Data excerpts
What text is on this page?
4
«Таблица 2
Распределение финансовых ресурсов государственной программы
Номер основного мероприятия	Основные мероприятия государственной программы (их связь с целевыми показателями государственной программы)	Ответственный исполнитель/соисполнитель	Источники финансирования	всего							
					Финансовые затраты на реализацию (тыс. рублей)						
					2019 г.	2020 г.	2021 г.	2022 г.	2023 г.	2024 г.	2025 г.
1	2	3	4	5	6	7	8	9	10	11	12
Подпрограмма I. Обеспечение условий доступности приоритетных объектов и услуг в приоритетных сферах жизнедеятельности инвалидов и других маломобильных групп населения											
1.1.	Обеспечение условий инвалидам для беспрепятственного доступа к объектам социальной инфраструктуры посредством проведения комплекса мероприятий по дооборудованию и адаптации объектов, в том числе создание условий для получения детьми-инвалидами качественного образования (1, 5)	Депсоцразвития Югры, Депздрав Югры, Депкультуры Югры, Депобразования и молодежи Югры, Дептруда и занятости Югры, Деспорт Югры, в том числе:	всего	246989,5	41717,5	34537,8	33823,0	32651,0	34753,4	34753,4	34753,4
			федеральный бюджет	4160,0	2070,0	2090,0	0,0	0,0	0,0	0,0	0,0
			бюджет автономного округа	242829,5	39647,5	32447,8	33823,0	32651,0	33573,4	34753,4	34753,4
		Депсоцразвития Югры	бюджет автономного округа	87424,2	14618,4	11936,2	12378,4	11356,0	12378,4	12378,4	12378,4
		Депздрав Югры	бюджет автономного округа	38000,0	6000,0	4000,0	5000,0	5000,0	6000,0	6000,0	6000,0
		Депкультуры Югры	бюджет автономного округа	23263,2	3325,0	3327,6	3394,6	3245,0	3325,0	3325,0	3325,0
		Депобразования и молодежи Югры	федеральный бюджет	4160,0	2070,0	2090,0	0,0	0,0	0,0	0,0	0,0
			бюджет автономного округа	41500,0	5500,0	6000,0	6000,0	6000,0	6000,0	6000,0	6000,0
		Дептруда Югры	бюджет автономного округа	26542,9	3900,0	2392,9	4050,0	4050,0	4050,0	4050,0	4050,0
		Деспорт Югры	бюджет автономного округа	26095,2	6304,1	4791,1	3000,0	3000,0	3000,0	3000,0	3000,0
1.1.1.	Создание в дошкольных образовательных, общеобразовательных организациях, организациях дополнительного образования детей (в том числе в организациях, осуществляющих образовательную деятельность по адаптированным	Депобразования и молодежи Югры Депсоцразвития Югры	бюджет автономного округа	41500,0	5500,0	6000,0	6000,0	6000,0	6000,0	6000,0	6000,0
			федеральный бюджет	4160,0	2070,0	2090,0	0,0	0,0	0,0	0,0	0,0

### Your instructions
Repeat the records above exactly, leaving none out.

### Response
What text is on this page?
4
«Таблица 2
Распределение финансовых ресурсов государственной программы
Номер основного мероприятия	Основные мероприятия государственной программы (их связь с целевыми показателями государственной программы)	Ответственный исполнитель/соисполнитель	Источники финансирования	всего							
					Финансовые затраты на реализацию (тыс. рублей)						
					2019 г.	2020 г.	2021 г.	2022 г.	2023 г.	2024 г.	2025 г.
1	2	3	4	5	6	7	8	9	10	11	12
Подпрограмма I. Обеспечение условий доступности приоритетных объектов и услуг в приоритетных сферах жизнедеятельности инвалидов и других маломобильных групп населения											
1.1.	Обеспечение условий инвалидам для беспрепятственного доступа к объектам социальной инфраструктуры посредством проведения комплекса мероприятий по дооборудованию и адаптации объектов, в том числе создание условий для получения детьми-инвалидами качественного образования (1, 5)	Депсоцразвития Югры, Депздрав Югры, Депкультуры Югры, Депобразования и молодежи Югры, Дептруда и занятости Югры, Деспорт Югры, в том числе:	всего	246989,5	41717,5	34537,8	33823,0	32651,0	34753,4	34753,4	34753,4
			федеральный бюджет	4160,0	2070,0	2090,0	0,0	0,0	0,0	0,0	0,0
			бюджет автономного округа	242829,5	39647,5	32447,8	33823,0	32651,0	33573,4	34753,4	34753,4
		Депсоцразвития Югры	бюджет автономного округа	87424,2	14618,4	11936,2	12378,4	11356,0	12378,4	12378,4	12378,4
		Депздрав Югры	бюджет автономного округа	38000,0	6000,0	4000,0	5000,0	5000,0	6000,0	6000,0	6000,0
		Депкультуры Югры	бюджет автономного округа	23263,2	3325,0	3327,6	3394,6	3245,0	3325,0	3325,0	3325,0
		Депобразования и молодежи Югры	федеральный бюджет	4160,0	2070,0	2090,0	0,0	0,0	0,0	0,0	0,0
			бюджет автономного округа	41500,0	5500,0	6000,0	6000,0	6000,0	6000,0	6000,0	6000,0
		Дептруда Югры	бюджет автономного округа	26542,9	3900,0	2392,9	4050,0	4050,0	4050,0	4050,0	4050,0
		Деспорт Югры	бюджет автономного округа	26095,2	6304,1	4791,1	3000,0	3000,0	3000,0	3000,0	3000,0
1.1.1.	Создание в дошкольных образовательных, общеобразовательных организациях, организациях дополнительного образования детей (в том числе в организациях, осуществляющих образовательную деятельность по адаптированным	Депобразования и молодежи Югры Депсоцразвития Югры	бюджет автономного округа	41500,0	5500,0	6000,0	6000,0	6000,0	6000,0	6000,0	6000,0
			федеральный бюджет	4160,0	2070,0	2090,0	0,0	0,0	0,0	0,0	0,0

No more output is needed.